October 2019 Patch Tuesday has seen Microsoft patch 59 vulnerabilities in its products including 8 critical flaws and 1 critical security advisory about the latest servicing stack updates. 49 vulnerabilities are rated important and 1 is of moderate severity. While prompt patching is strongly advisable, none of the flaws in this month’s round of updates are publicly known or are being used in attacks in the wild.
The patches have been issued for Azure, ChakraCore, Dynamics 365, Edge, Internet Explorer, Management Studio, Microsoft Graphics Component, Microsoft Office, Microsoft Office SharePoint, Microsoft JET Database Engine, Microsoft Scripting Engine, Secure Boot, SQL Server, Windows 10, Windows Hyper-V, Windows IIS, Windows Kernel, Windows NTLM, Windows RDP, and Windows Update Assistant. No updates have been released for Adobe flash Player this month.
Two of the critical vulnerabilities – CVE-2019-1238 and CVE-2019-1239 – affect the VBScript engine and could be exploited by sending specially crafted Microsoft Office documents or via specially crafted web pages that exploit the vulnerabilities via Internet Explorer.

#### Material shown:
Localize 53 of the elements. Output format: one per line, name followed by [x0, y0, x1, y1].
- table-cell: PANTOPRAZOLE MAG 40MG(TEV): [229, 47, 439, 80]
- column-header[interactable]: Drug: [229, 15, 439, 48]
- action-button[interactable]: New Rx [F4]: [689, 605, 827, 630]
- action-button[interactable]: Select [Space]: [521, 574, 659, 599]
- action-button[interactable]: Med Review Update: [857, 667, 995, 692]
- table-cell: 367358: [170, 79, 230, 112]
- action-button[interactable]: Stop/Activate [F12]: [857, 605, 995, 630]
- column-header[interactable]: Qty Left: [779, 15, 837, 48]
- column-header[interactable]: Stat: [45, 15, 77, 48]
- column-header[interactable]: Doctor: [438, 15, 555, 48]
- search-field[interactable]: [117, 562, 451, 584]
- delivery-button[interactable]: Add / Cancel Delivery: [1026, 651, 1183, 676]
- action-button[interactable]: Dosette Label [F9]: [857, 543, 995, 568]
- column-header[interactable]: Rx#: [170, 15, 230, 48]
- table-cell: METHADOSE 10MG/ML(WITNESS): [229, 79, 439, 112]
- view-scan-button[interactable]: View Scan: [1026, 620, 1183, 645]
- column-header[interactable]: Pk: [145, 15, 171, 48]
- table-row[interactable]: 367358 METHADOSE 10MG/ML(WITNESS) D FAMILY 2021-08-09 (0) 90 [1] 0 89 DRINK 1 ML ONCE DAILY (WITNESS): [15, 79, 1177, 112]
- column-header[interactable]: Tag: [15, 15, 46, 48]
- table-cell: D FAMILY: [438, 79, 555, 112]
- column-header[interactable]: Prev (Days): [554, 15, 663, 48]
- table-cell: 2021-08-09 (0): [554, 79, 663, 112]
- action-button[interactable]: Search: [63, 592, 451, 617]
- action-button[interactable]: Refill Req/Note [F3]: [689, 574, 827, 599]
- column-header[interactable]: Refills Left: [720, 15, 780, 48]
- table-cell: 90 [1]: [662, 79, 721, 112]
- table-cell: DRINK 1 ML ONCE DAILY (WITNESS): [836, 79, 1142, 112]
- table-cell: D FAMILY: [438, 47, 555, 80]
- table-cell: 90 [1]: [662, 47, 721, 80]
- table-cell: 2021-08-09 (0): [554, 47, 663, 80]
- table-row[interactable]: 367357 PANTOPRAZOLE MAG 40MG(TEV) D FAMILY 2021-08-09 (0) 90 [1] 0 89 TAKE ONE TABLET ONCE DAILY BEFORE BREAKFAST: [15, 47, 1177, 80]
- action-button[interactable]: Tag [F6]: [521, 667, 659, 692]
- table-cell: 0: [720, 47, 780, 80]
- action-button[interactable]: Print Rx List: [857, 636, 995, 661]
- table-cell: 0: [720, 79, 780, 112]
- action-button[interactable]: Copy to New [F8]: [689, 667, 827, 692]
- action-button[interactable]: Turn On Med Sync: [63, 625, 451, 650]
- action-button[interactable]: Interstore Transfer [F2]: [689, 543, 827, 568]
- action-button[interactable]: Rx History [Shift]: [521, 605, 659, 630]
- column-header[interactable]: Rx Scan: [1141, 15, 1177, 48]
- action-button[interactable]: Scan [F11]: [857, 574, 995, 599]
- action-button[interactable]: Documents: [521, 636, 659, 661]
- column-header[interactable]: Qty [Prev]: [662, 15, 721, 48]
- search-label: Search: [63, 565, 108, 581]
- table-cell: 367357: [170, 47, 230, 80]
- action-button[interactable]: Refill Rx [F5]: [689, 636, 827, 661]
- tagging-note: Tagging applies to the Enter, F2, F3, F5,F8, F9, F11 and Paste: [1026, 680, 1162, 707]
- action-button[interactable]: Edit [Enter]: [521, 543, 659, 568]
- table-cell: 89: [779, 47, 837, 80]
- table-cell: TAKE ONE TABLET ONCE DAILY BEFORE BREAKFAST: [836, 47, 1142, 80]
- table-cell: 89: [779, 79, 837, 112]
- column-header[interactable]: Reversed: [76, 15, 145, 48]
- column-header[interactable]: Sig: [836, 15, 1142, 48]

#### What this exercise asks:
a. Output the portion of the October 2019 Patch Tuesday text between "Two of the critical" and "via Internet Explorer.", inclusive, copying it character for character.
b. According to the October 2019 Patch Tuesday text, how many of the patched vulnerabilities are rated important?

#### Answers to the problems:
a.
Two of the critical vulnerabilities – CVE-2019-1238 and CVE-2019-1239 – affect the VBScript engine and could be exploited by sending specially crafted Microsoft Office documents or via specially crafted web pages that exploit the vulnerabilities via Internet Explorer.

b. 49 vulnerabilities are rated important.